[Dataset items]
--------------------

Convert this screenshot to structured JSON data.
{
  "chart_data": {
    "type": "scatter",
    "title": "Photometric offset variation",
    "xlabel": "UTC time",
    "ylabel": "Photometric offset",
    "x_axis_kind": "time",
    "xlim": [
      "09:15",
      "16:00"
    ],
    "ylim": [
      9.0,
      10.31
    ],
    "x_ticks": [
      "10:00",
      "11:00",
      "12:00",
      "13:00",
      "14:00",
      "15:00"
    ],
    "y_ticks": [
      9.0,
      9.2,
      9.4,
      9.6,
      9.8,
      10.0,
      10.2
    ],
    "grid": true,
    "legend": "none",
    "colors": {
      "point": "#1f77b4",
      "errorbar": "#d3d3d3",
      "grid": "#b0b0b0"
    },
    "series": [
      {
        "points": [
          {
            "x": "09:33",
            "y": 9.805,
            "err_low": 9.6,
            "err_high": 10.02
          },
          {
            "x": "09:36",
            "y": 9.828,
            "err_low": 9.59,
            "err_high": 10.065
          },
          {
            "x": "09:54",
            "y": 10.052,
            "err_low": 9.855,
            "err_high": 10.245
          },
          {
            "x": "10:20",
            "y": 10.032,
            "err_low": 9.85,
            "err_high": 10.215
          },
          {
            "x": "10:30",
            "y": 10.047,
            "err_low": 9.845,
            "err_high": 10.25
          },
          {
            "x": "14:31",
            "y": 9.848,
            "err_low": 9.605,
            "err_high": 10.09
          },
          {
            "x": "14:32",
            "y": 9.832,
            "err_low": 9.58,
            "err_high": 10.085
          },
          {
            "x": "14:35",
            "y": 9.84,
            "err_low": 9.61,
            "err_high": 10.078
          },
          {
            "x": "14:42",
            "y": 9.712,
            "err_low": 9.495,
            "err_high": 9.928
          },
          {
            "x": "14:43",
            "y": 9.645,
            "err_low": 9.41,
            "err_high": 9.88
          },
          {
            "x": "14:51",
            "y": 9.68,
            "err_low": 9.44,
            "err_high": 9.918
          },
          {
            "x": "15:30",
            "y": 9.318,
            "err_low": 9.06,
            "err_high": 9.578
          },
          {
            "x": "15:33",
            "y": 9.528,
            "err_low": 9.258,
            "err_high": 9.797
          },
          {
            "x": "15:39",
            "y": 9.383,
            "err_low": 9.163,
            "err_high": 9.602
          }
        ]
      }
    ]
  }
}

--------------------

- What is expected: Reproduce the data, keeping every line exactly the same.

- Answer to this problem:
Convert this screenshot to structured JSON data.
{
  "chart_data": {
    "type": "scatter",
    "title": "Photometric offset variation",
    "xlabel": "UTC time",
    "ylabel": "Photometric offset",
    "x_axis_kind": "time",
    "xlim": [
      "09:15",
      "16:00"
    ],
    "ylim": [
      9.0,
      10.31
    ],
    "x_ticks": [
      "10:00",
      "11:00",
      "12:00",
      "13:00",
      "14:00",
      "15:00"
    ],
    "y_ticks": [
      9.0,
      9.2,
      9.4,
      9.6,
      9.8,
      10.0,
      10.2
    ],
    "grid": true,
    "legend": "none",
    "colors": {
      "point": "#1f77b4",
      "errorbar": "#d3d3d3",
      "grid": "#b0b0b0"
    },
    "series": [
      {
        "points": [
          {
            "x": "09:33",
            "y": 9.805,
            "err_low": 9.6,
            "err_high": 10.02
          },
          {
            "x": "09:36",
            "y": 9.828,
            "err_low": 9.59,
            "err_high": 10.065
          },
          {
            "x": "09:54",
            "y": 10.052,
            "err_low": 9.855,
            "err_high": 10.245
          },
          {
            "x": "10:20",
            "y": 10.032,
            "err_low": 9.85,
            "err_high": 10.215
          },
          {
            "x": "10:30",
            "y": 10.047,
            "err_low": 9.845,
            "err_high": 10.25
          },
          {
            "x": "14:31",
            "y": 9.848,
            "err_low": 9.605,
            "err_high": 10.09
          },
          {
            "x": "14:32",
            "y": 9.832,
            "err_low": 9.58,
            "err_high": 10.085
          },
          {
            "x": "14:35",
            "y": 9.84,
            "err_low": 9.61,
            "err_high": 10.078
          },
          {
            "x": "14:42",
            "y": 9.712,
            "err_low": 9.495,
            "err_high": 9.928
          },
          {
            "x": "14:43",
            "y": 9.645,
            "err_low": 9.41,
            "err_high": 9.88
          },
          {
            "x": "14:51",
            "y": 9.68,
            "err_low": 9.44,
            "err_high": 9.918
          },
          {
            "x": "15:30",
            "y": 9.318,
            "err_low": 9.06,
            "err_high": 9.578
          },
          {
            "x": "15:33",
            "y": 9.528,
            "err_low": 9.258,
            "err_high": 9.797
          },
          {
            "x": "15:39",
            "y": 9.383,
            "err_low": 9.163,
            "err_high": 9.602
          }
        ]
      }
    ]
  }
}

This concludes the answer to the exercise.